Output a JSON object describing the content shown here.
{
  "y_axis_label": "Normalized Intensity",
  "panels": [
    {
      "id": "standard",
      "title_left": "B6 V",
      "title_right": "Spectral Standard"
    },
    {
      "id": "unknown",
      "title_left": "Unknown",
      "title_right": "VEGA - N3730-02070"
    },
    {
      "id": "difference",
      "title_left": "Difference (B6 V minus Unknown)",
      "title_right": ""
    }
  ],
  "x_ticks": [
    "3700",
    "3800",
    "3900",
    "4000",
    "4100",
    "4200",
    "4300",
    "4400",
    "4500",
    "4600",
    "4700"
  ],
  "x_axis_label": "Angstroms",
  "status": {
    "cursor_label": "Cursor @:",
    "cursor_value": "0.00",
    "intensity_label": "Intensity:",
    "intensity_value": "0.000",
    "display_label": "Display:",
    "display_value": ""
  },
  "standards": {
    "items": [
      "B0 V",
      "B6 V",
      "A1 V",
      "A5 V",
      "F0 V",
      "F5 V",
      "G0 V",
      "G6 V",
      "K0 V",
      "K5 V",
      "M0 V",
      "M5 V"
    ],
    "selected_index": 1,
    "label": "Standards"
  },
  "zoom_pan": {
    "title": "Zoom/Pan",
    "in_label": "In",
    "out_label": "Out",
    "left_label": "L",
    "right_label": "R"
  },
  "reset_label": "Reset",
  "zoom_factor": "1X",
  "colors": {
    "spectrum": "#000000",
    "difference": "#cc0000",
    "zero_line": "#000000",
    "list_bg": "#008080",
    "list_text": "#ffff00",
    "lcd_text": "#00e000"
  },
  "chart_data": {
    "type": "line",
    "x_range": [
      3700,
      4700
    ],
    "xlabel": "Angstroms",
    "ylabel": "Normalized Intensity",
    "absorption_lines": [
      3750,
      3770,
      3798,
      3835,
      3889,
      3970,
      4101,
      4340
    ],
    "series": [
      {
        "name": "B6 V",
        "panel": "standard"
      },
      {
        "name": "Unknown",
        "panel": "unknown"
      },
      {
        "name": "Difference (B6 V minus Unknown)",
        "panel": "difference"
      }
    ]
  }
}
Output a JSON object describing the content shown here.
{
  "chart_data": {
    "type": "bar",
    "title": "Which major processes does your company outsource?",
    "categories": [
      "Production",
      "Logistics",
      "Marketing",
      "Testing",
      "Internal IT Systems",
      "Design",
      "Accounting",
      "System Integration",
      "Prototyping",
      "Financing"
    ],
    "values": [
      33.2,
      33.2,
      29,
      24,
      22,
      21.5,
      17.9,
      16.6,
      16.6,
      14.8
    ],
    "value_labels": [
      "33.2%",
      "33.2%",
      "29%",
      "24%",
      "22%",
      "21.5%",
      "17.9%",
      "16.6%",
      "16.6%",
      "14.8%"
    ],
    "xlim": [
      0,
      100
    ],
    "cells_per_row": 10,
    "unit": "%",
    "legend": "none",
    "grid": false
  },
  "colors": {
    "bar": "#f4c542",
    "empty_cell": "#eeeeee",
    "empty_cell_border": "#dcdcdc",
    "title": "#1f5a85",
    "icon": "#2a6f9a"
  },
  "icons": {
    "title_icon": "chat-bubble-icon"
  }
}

****************

### The request
Write out each line of the data that holds the string "Normalized".

### Expected answer
  "y_axis_label": "Normalized Intensity",
    "ylabel": "Normalized Intensity",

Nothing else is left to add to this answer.